* _Layout annotation records_:

____

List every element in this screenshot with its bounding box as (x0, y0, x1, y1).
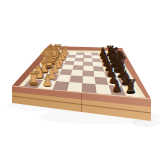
board-square (76, 52, 84, 55)
board-square (75, 55, 83, 58)
product-photo: ♜♟♟♜♞♟♟♞♝♟♟♝♚♟♟♚♛♟♟♛♝♟♟♝♞♟♟♞♜♟♟♜ (0, 0, 160, 160)
board-square (84, 53, 92, 56)
piece-black-pawn: ♟ (111, 77, 122, 95)
piece-white-rook: ♜ (27, 68, 40, 89)
board-square (71, 70, 83, 76)
board-square (72, 65, 83, 70)
board-square (74, 61, 84, 65)
chess-set-photo: ♜♟♟♜♞♟♟♞♝♟♟♝♚♟♟♚♛♟♟♛♝♟♟♝♞♟♟♞♜♟♟♜ (0, 0, 160, 160)
board-square (83, 70, 95, 77)
board-square (68, 52, 76, 55)
board-square (84, 55, 92, 58)
board-square (82, 83, 97, 93)
board-square (67, 82, 82, 92)
piece-black-rook: ♜ (124, 76, 137, 97)
piece-white-pawn: ♟ (42, 72, 53, 90)
board-square (75, 58, 84, 62)
board-square (83, 65, 94, 70)
board-square (83, 61, 93, 66)
board-square (84, 58, 93, 62)
board-square (69, 75, 82, 83)
board-square (82, 76, 95, 84)
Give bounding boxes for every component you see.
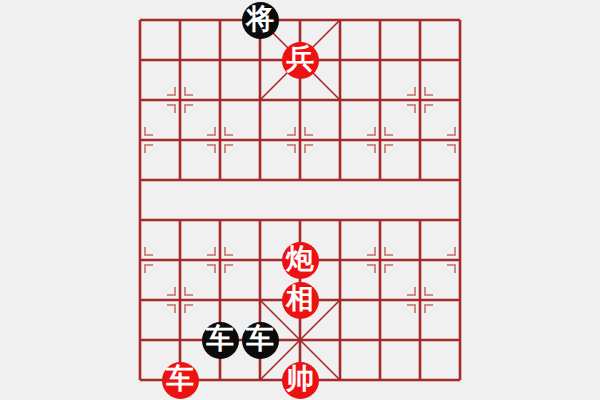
piece-red-general[interactable]: 帅 <box>282 362 319 399</box>
piece-red-elephant[interactable]: 相 <box>282 282 319 319</box>
pieces-layer: 将兵炮相车车车帅 <box>120 0 480 400</box>
piece-red-chariot[interactable]: 车 <box>162 362 199 399</box>
piece-red-cannon[interactable]: 炮 <box>282 242 319 279</box>
piece-black-chariot-1[interactable]: 车 <box>202 322 239 359</box>
piece-red-soldier[interactable]: 兵 <box>282 42 319 79</box>
piece-black-chariot-2[interactable]: 车 <box>242 322 279 359</box>
piece-black-general[interactable]: 将 <box>242 2 279 39</box>
xiangqi-board: 将兵炮相车车车帅 <box>0 0 600 400</box>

____

Pick out each line in the records above that includes the string "rook", and copy those lines.

* _Result for this exercise_:
piece-white-rook: ♜ (27, 68, 40, 89)
piece-black-rook: ♜ (124, 76, 137, 97)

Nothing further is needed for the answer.